Instructions for the task: Look through the data below and return each line where "disagree" appears.

* START *

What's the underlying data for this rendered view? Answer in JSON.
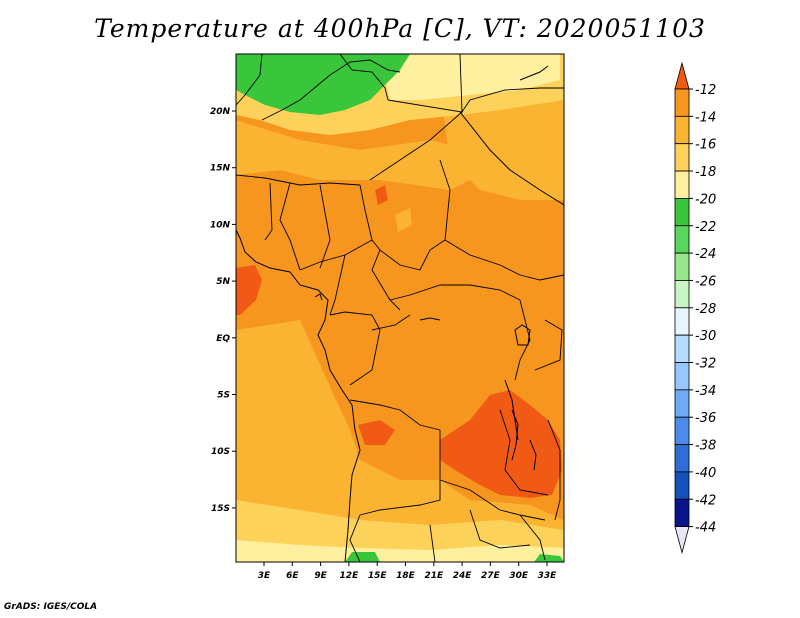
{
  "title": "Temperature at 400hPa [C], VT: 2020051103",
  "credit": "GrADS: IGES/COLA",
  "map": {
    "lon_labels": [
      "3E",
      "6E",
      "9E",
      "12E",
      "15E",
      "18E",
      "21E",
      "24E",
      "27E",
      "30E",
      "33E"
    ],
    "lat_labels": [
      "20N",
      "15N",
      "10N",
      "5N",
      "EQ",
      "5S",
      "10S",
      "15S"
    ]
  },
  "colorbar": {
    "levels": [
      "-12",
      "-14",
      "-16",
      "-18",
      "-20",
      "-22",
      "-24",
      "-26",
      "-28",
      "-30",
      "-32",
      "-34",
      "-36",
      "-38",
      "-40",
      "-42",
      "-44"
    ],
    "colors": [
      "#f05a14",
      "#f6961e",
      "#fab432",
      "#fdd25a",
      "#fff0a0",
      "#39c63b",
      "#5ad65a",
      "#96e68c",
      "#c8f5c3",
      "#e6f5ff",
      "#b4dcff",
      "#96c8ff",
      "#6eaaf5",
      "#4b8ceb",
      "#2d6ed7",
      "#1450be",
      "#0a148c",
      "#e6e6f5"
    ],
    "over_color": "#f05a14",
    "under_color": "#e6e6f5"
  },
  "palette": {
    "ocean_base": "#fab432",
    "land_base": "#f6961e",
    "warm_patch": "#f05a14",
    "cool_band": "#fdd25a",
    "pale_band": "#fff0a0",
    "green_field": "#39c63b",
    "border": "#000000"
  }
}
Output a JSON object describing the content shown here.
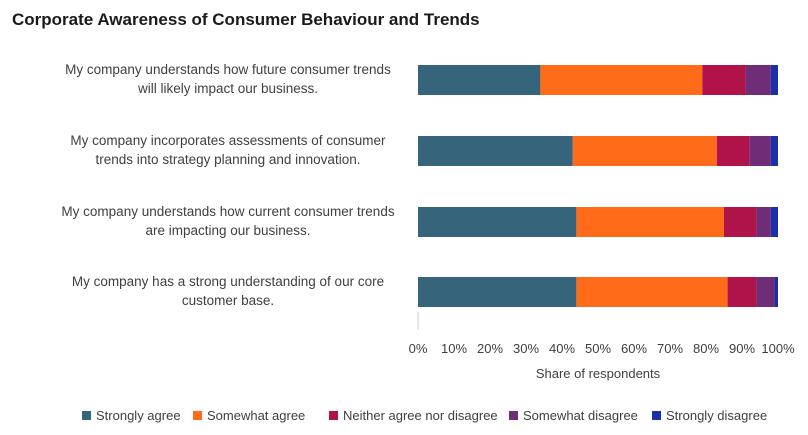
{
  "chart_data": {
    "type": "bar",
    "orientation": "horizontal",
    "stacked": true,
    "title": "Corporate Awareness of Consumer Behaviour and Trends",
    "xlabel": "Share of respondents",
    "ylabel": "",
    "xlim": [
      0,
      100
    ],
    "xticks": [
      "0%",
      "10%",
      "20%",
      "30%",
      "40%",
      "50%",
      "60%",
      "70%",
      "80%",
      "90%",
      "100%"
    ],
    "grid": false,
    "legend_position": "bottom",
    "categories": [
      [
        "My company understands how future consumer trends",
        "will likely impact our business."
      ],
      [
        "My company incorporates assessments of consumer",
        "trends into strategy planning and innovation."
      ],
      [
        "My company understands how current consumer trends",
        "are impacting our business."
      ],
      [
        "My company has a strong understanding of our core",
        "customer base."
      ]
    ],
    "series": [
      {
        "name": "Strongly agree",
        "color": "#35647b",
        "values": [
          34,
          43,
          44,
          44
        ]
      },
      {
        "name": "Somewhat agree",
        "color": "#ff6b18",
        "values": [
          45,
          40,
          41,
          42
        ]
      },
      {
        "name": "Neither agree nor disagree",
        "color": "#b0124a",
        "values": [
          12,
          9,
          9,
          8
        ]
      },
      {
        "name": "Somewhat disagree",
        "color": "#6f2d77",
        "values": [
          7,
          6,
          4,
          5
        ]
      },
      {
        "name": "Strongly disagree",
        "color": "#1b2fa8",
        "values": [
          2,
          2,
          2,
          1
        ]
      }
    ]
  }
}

* END *

Solution to the exercise:
        "name": "Neither agree nor disagree",
        "name": "Somewhat disagree",
        "name": "Strongly disagree",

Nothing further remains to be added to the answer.